— Begin Information given —

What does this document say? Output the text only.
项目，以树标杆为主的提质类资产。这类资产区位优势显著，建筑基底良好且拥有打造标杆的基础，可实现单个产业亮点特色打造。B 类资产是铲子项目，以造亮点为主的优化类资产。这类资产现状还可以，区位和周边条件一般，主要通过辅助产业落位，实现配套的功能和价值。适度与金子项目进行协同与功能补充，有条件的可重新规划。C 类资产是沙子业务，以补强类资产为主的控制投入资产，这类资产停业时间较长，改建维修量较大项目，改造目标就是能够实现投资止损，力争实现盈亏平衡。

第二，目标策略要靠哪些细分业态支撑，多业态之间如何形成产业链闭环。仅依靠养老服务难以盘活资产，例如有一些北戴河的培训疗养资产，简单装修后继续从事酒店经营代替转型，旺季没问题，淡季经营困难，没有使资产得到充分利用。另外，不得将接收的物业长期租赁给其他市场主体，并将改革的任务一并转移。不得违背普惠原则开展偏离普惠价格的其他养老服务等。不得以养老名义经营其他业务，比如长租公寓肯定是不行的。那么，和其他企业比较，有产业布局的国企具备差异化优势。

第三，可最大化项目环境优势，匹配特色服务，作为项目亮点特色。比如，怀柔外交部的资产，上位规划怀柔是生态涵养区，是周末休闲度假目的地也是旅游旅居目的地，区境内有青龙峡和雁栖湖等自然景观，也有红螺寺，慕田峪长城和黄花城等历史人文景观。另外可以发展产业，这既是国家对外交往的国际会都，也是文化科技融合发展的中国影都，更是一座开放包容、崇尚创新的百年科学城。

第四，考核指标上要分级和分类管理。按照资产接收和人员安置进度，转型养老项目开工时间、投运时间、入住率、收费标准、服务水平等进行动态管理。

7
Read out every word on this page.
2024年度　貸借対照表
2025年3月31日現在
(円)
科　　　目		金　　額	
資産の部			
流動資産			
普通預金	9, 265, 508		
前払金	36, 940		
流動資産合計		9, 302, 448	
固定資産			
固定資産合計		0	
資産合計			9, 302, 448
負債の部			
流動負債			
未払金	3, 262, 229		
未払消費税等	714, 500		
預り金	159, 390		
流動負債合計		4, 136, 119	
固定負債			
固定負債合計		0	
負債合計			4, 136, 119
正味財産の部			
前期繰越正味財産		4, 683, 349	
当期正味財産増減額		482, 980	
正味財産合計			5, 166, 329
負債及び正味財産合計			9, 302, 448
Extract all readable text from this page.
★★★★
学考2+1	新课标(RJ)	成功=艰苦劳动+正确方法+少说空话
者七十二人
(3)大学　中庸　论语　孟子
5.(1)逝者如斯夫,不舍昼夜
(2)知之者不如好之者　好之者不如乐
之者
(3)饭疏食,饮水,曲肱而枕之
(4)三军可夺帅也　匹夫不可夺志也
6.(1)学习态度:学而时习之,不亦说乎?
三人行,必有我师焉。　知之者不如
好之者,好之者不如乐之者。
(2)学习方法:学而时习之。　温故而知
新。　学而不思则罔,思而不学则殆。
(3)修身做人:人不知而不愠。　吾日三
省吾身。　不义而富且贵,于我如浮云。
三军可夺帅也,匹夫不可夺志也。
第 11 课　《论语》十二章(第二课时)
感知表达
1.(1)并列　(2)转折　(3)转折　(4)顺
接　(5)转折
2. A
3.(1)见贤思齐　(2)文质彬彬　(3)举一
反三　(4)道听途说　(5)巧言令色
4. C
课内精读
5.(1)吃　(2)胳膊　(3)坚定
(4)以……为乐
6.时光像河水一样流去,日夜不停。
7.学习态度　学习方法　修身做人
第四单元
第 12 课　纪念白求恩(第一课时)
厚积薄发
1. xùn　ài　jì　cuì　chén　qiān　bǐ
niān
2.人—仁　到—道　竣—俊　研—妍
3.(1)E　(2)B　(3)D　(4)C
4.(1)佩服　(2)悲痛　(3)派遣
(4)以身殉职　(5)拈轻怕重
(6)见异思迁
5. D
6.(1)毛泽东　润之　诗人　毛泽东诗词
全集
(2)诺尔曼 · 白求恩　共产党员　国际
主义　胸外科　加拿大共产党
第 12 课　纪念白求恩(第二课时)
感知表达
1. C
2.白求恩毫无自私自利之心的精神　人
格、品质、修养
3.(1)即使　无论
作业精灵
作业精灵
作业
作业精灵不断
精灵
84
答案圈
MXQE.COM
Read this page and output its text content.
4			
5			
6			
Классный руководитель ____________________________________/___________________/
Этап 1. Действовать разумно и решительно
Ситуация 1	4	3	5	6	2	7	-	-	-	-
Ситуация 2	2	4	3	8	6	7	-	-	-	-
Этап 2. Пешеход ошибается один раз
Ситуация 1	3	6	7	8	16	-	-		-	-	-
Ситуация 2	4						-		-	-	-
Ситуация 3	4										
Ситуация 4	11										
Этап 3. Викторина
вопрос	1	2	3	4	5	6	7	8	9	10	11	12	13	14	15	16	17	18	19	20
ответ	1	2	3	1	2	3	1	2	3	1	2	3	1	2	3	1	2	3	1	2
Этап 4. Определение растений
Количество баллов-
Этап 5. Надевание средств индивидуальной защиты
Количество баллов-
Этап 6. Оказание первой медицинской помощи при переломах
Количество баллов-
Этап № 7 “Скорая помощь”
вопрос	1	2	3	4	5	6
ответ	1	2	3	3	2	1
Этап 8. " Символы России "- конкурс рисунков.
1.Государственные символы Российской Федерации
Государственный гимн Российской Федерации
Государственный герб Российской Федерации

— End Information given —

**Task**: Restate the data above exactly, keeping each word as it stands.

**Exercise output**:
What does this document say? Output the text only.
项目，以树标杆为主的提质类资产。这类资产区位优势显著，建筑基底良好且拥有打造标杆的基础，可实现单个产业亮点特色打造。B 类资产是铲子项目，以造亮点为主的优化类资产。这类资产现状还可以，区位和周边条件一般，主要通过辅助产业落位，实现配套的功能和价值。适度与金子项目进行协同与功能补充，有条件的可重新规划。C 类资产是沙子业务，以补强类资产为主的控制投入资产，这类资产停业时间较长，改建维修量较大项目，改造目标就是能够实现投资止损，力争实现盈亏平衡。

第二，目标策略要靠哪些细分业态支撑，多业态之间如何形成产业链闭环。仅依靠养老服务难以盘活资产，例如有一些北戴河的培训疗养资产，简单装修后继续从事酒店经营代替转型，旺季没问题，淡季经营困难，没有使资产得到充分利用。另外，不得将接收的物业长期租赁给其他市场主体，并将改革的任务一并转移。不得违背普惠原则开展偏离普惠价格的其他养老服务等。不得以养老名义经营其他业务，比如长租公寓肯定是不行的。那么，和其他企业比较，有产业布局的国企具备差异化优势。

第三，可最大化项目环境优势，匹配特色服务，作为项目亮点特色。比如，怀柔外交部的资产，上位规划怀柔是生态涵养区，是周末休闲度假目的地也是旅游旅居目的地，区境内有青龙峡和雁栖湖等自然景观，也有红螺寺，慕田峪长城和黄花城等历史人文景观。另外可以发展产业，这既是国家对外交往的国际会都，也是文化科技融合发展的中国影都，更是一座开放包容、崇尚创新的百年科学城。

第四，考核指标上要分级和分类管理。按照资产接收和人员安置进度，转型养老项目开工时间、投运时间、入住率、收费标准、服务水平等进行动态管理。

7
Read out every word on this page.
2024年度　貸借対照表
2025年3月31日現在
(円)
科　　　目		金　　額	
資産の部			
流動資産			
普通預金	9, 265, 508		
前払金	36, 940		
流動資産合計		9, 302, 448	
固定資産			
固定資産合計		0	
資産合計			9, 302, 448
負債の部			
流動負債			
未払金	3, 262, 229		
未払消費税等	714, 500		
預り金	159, 390		
流動負債合計		4, 136, 119	
固定負債			
固定負債合計		0	
負債合計			4, 136, 119
正味財産の部			
前期繰越正味財産		4, 683, 349	
当期正味財産増減額		482, 980	
正味財産合計			5, 166, 329
負債及び正味財産合計			9, 302, 448
Extract all readable text from this page.
★★★★
学考2+1	新课标(RJ)	成功=艰苦劳动+正确方法+少说空话
者七十二人
(3)大学　中庸　论语　孟子
5.(1)逝者如斯夫,不舍昼夜
(2)知之者不如好之者　好之者不如乐
之者
(3)饭疏食,饮水,曲肱而枕之
(4)三军可夺帅也　匹夫不可夺志也
6.(1)学习态度:学而时习之,不亦说乎?
三人行,必有我师焉。　知之者不如
好之者,好之者不如乐之者。
(2)学习方法:学而时习之。　温故而知
新。　学而不思则罔,思而不学则殆。
(3)修身做人:人不知而不愠。　吾日三
省吾身。　不义而富且贵,于我如浮云。
三军可夺帅也,匹夫不可夺志也。
第 11 课　《论语》十二章(第二课时)
感知表达
1.(1)并列　(2)转折　(3)转折　(4)顺
接　(5)转折
2. A
3.(1)见贤思齐　(2)文质彬彬　(3)举一
反三　(4)道听途说　(5)巧言令色
4. C
课内精读
5.(1)吃　(2)胳膊　(3)坚定
(4)以……为乐
6.时光像河水一样流去,日夜不停。
7.学习态度　学习方法　修身做人
第四单元
第 12 课　纪念白求恩(第一课时)
厚积薄发
1. xùn　ài　jì　cuì　chén　qiān　bǐ
niān
2.人—仁　到—道　竣—俊　研—妍
3.(1)E　(2)B　(3)D　(4)C
4.(1)佩服　(2)悲痛　(3)派遣
(4)以身殉职　(5)拈轻怕重
(6)见异思迁
5. D
6.(1)毛泽东　润之　诗人　毛泽东诗词
全集
(2)诺尔曼 · 白求恩　共产党员　国际
主义　胸外科　加拿大共产党
第 12 课　纪念白求恩(第二课时)
感知表达
1. C
2.白求恩毫无自私自利之心的精神　人
格、品质、修养
3.(1)即使　无论
作业精灵
作业精灵
作业
作业精灵不断
精灵
84
答案圈
MXQE.COM
Read this page and output its text content.
4			
5			
6			
Классный руководитель ____________________________________/___________________/
Этап 1. Действовать разумно и решительно
Ситуация 1	4	3	5	6	2	7	-	-	-	-
Ситуация 2	2	4	3	8	6	7	-	-	-	-
Этап 2. Пешеход ошибается один раз
Ситуация 1	3	6	7	8	16	-	-		-	-	-
Ситуация 2	4						-		-	-	-
Ситуация 3	4										
Ситуация 4	11										
Этап 3. Викторина
вопрос	1	2	3	4	5	6	7	8	9	10	11	12	13	14	15	16	17	18	19	20
ответ	1	2	3	1	2	3	1	2	3	1	2	3	1	2	3	1	2	3	1	2
Этап 4. Определение растений
Количество баллов-
Этап 5. Надевание средств индивидуальной защиты
Количество баллов-
Этап 6. Оказание первой медицинской помощи при переломах
Количество баллов-
Этап № 7 “Скорая помощь”
вопрос	1	2	3	4	5	6
ответ	1	2	3	3	2	1
Этап 8. " Символы России "- конкурс рисунков.
1.Государственные символы Российской Федерации
Государственный гимн Российской Федерации
Государственный герб Российской Федерации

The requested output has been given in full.